Aim of the exercise:
In the data below, locate each line with the word "name" and list it.

Supplied material:
*****
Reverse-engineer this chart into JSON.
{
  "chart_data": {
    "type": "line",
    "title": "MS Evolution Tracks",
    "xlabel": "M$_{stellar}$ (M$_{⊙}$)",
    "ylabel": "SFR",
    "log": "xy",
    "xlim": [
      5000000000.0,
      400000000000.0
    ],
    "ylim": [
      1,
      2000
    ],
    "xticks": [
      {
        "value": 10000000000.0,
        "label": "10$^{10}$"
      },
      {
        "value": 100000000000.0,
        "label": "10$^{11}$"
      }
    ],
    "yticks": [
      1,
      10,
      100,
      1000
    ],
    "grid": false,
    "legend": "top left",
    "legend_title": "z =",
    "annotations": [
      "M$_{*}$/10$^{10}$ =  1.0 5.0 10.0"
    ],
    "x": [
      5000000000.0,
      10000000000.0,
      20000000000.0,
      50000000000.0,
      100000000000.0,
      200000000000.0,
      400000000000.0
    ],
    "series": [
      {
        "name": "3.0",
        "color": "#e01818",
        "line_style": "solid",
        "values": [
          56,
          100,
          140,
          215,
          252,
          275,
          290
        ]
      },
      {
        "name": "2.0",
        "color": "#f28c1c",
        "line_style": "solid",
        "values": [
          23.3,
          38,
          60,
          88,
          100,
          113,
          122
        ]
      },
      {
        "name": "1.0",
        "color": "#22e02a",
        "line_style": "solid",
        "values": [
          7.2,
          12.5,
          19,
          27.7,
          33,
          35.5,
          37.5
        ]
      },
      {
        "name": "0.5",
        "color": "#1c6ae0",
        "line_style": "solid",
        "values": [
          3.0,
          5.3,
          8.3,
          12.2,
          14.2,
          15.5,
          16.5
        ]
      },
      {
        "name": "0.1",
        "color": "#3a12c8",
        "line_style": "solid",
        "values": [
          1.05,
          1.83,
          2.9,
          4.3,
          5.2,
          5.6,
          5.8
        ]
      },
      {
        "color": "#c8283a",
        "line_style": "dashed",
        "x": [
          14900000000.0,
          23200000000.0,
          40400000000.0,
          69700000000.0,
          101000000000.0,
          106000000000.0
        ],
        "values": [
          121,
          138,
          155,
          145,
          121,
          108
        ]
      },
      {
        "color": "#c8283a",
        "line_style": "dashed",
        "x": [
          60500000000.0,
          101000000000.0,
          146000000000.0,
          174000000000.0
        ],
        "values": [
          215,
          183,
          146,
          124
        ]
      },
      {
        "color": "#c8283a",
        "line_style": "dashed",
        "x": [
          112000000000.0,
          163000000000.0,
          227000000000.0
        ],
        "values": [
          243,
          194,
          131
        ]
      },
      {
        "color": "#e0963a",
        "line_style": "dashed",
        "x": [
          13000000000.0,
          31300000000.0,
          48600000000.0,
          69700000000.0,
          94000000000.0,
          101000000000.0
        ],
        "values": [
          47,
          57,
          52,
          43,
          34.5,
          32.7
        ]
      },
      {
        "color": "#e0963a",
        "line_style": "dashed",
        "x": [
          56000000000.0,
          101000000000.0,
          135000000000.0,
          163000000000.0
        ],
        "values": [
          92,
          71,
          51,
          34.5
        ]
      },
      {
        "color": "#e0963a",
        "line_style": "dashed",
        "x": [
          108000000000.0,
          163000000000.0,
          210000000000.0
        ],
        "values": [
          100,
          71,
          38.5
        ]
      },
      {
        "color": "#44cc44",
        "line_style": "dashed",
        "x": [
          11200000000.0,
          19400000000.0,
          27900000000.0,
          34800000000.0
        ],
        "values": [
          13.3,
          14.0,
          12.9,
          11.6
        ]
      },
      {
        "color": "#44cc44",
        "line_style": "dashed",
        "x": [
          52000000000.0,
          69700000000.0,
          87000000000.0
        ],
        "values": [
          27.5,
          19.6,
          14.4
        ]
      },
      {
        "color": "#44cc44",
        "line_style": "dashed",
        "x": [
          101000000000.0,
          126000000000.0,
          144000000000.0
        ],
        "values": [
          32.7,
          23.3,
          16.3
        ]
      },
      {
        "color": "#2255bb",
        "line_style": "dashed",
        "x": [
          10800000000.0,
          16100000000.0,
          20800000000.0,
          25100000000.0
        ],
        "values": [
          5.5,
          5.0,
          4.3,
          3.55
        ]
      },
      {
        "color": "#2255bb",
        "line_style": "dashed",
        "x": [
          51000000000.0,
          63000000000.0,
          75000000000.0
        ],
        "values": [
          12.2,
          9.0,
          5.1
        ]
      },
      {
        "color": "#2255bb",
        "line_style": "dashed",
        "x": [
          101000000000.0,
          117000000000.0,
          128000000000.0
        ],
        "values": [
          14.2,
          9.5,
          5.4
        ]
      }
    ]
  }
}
*****
Output below:
        "name": "3.0",
        "name": "2.0",
        "name": "1.0",
        "name": "0.5",
        "name": "0.1",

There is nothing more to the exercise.